WHAT IS REQUIRED
Please copy word for word the stretch of the data below from the line containing "bar-neto [300, 366, 447, 389]" through the line containing "value-label-neto: $ 4.247.554,45", with both of those lines included.

INPUT ROWS
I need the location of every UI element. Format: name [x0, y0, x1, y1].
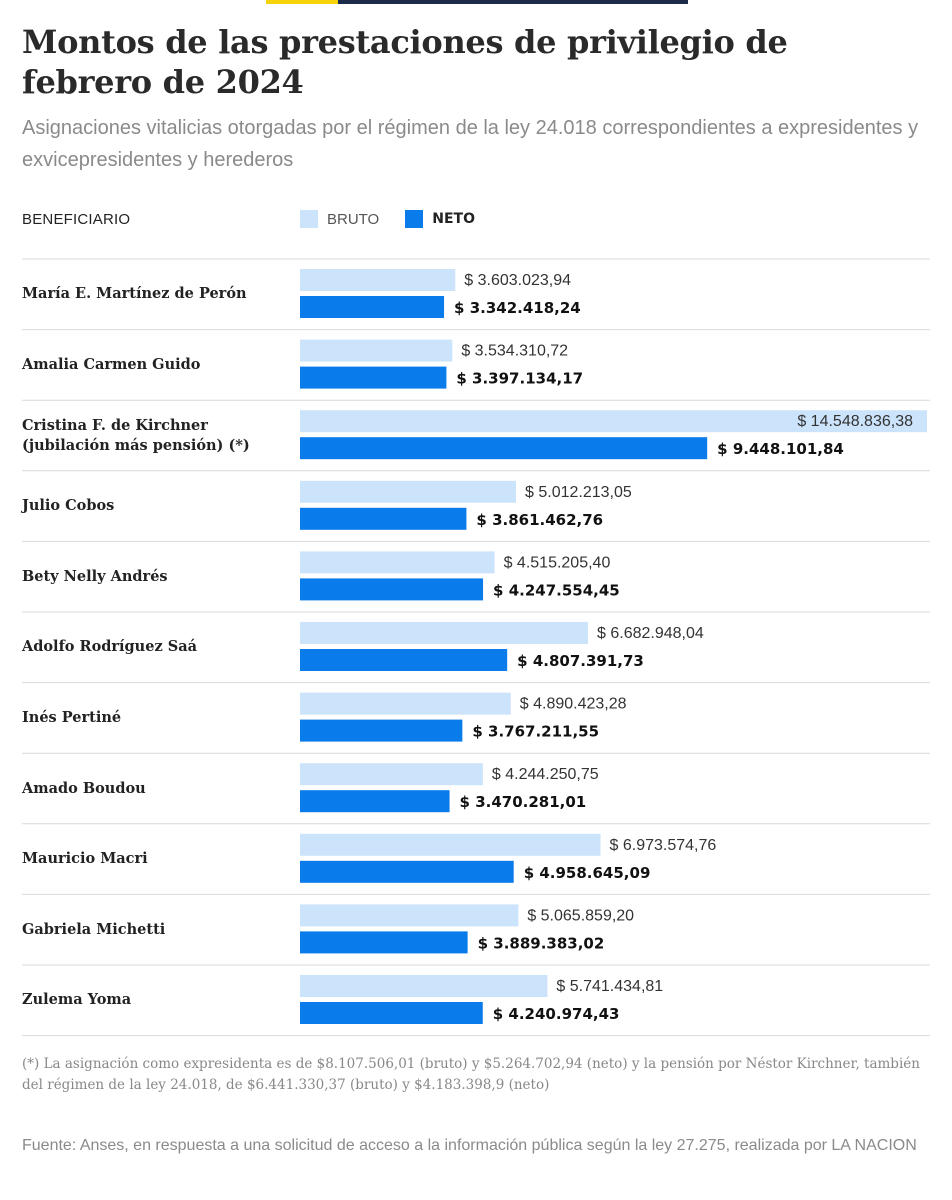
bar-neto [300, 366, 447, 389]
beneficiary-label: María E. Martínez de Perón [22, 285, 247, 303]
value-label-bruto: $ 3.603.023,94 [464, 272, 571, 289]
beneficiary-label: Mauricio Macri [22, 850, 148, 868]
bar-neto [300, 507, 467, 530]
value-label-bruto: $ 5.012.213,05 [525, 484, 632, 501]
source-note: Fuente: Anses, en respuesta a una solici… [22, 1137, 917, 1154]
bar-neto [300, 860, 514, 883]
beneficiary-label: Adolfo Rodríguez Saá [22, 638, 197, 656]
beneficiary-label: Bety Nelly Andrés [22, 567, 168, 585]
bar-neto [300, 296, 445, 318]
chart-legend: BRUTO NETO [300, 210, 501, 228]
bar-neto [300, 790, 450, 813]
value-label-neto: $ 3.470.281,01 [460, 793, 587, 811]
bar-bruto [300, 410, 927, 433]
value-label-neto: $ 9.448.101,84 [717, 440, 844, 458]
bar-bruto [300, 269, 456, 291]
bar-neto [300, 649, 508, 671]
legend-item-neto: NETO [405, 210, 475, 228]
value-label-neto: $ 4.247.554,45 [493, 581, 620, 599]
value-label-neto: $ 4.958.645,09 [524, 864, 651, 882]
value-label-neto: $ 3.397.134,17 [456, 370, 583, 388]
brand-bar-navy [338, 0, 688, 4]
bar-bruto [300, 975, 548, 997]
value-label-bruto: $ 6.682.948,04 [597, 625, 704, 642]
bar-neto [300, 578, 484, 601]
bar-bruto [300, 622, 589, 644]
value-label-bruto: $ 4.244.250,75 [492, 766, 599, 783]
beneficiary-label: Cristina F. de Kirchner (jubilación más … [22, 416, 250, 454]
bar-neto [300, 1002, 483, 1024]
bar-bruto [300, 551, 495, 574]
bar-bruto [300, 833, 601, 856]
bar-neto [300, 719, 463, 742]
bar-bruto [300, 339, 453, 362]
legend-swatch-neto [405, 210, 424, 228]
chart-subtitle: Asignaciones vitalicias otorgadas por el… [22, 117, 919, 171]
value-label-bruto: $ 4.515.205,40 [504, 554, 611, 571]
value-label-bruto: $ 4.890.423,28 [520, 696, 627, 713]
bar-bruto [300, 904, 519, 927]
bar-bruto [300, 480, 517, 503]
legend-label-neto: NETO [432, 211, 475, 227]
beneficiary-label: Gabriela Michetti [22, 920, 166, 938]
chart-title: Montos de las prestaciones de privilegio… [22, 23, 788, 101]
footnote: (*) La asignación como expresidenta es d… [22, 1056, 920, 1093]
beneficiary-label: Inés Pertiné [22, 708, 122, 726]
legend-label-bruto: BRUTO [327, 210, 380, 228]
value-label-neto: $ 3.861.462,76 [476, 511, 603, 529]
value-label-bruto: $ 5.741.434,81 [556, 978, 663, 995]
bar-neto [300, 437, 708, 460]
legend-swatch-bruto [300, 210, 318, 228]
value-label-neto: $ 4.807.391,73 [517, 652, 644, 670]
beneficiary-label: Amado Boudou [22, 779, 146, 797]
bar-bruto [300, 763, 483, 786]
value-label-neto: $ 3.342.418,24 [454, 299, 581, 317]
beneficiary-label: Amalia Carmen Guido [22, 355, 201, 373]
beneficiary-label: Julio Cobos [22, 497, 115, 515]
value-label-bruto: $ 6.973.574,76 [610, 837, 717, 854]
value-label-neto: $ 3.889.383,02 [478, 934, 605, 952]
value-label-bruto: $ 5.065.859,20 [527, 907, 634, 924]
beneficiary-column-header: BENEFICIARIO [22, 211, 131, 228]
value-label-neto: $ 4.240.974,43 [493, 1005, 620, 1023]
brand-top-bar [266, 0, 688, 4]
bar-bruto [300, 692, 511, 715]
beneficiary-label: Zulema Yoma [22, 991, 132, 1009]
legend-item-bruto: BRUTO [300, 210, 379, 228]
value-label-neto: $ 3.767.211,55 [472, 723, 599, 741]
value-label-bruto: $ 14.548.836,38 [797, 413, 913, 430]
brand-bar-yellow [266, 0, 338, 4]
bar-neto [300, 931, 468, 954]
value-label-bruto: $ 3.534.310,72 [461, 343, 568, 360]
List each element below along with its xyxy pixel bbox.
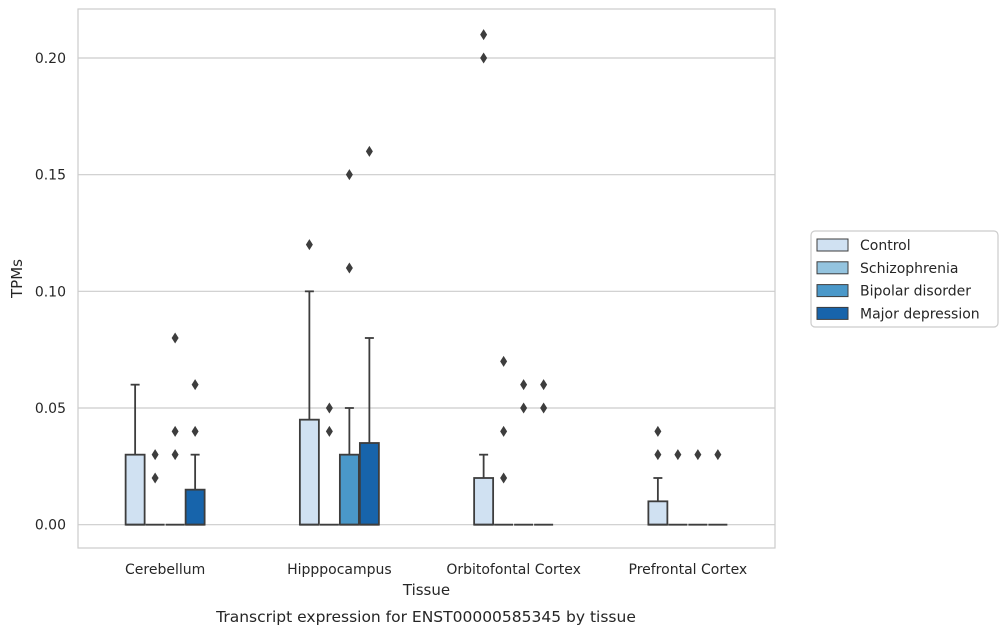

EXERCISE SOLUTION
bar-neto [300, 366, 447, 389]
beneficiary-label: María E. Martínez de Perón [22, 285, 247, 303]
value-label-bruto: $ 3.603.023,94 [464, 272, 571, 289]
beneficiary-label: Mauricio Macri [22, 850, 148, 868]
bar-neto [300, 507, 467, 530]
value-label-bruto: $ 5.012.213,05 [525, 484, 632, 501]
source-note: Fuente: Anses, en respuesta a una solici… [22, 1137, 917, 1154]
bar-neto [300, 860, 514, 883]
beneficiary-label: Adolfo Rodríguez Saá [22, 638, 197, 656]
beneficiary-label: Bety Nelly Andrés [22, 567, 168, 585]
bar-neto [300, 296, 445, 318]
chart-legend: BRUTO NETO [300, 210, 501, 228]
bar-neto [300, 790, 450, 813]
value-label-neto: $ 3.470.281,01 [460, 793, 587, 811]
bar-bruto [300, 410, 927, 433]
value-label-neto: $ 9.448.101,84 [717, 440, 844, 458]
bar-bruto [300, 269, 456, 291]
bar-neto [300, 649, 508, 671]
legend-item-neto: NETO [405, 210, 475, 228]
value-label-neto: $ 4.247.554,45 [493, 581, 620, 599]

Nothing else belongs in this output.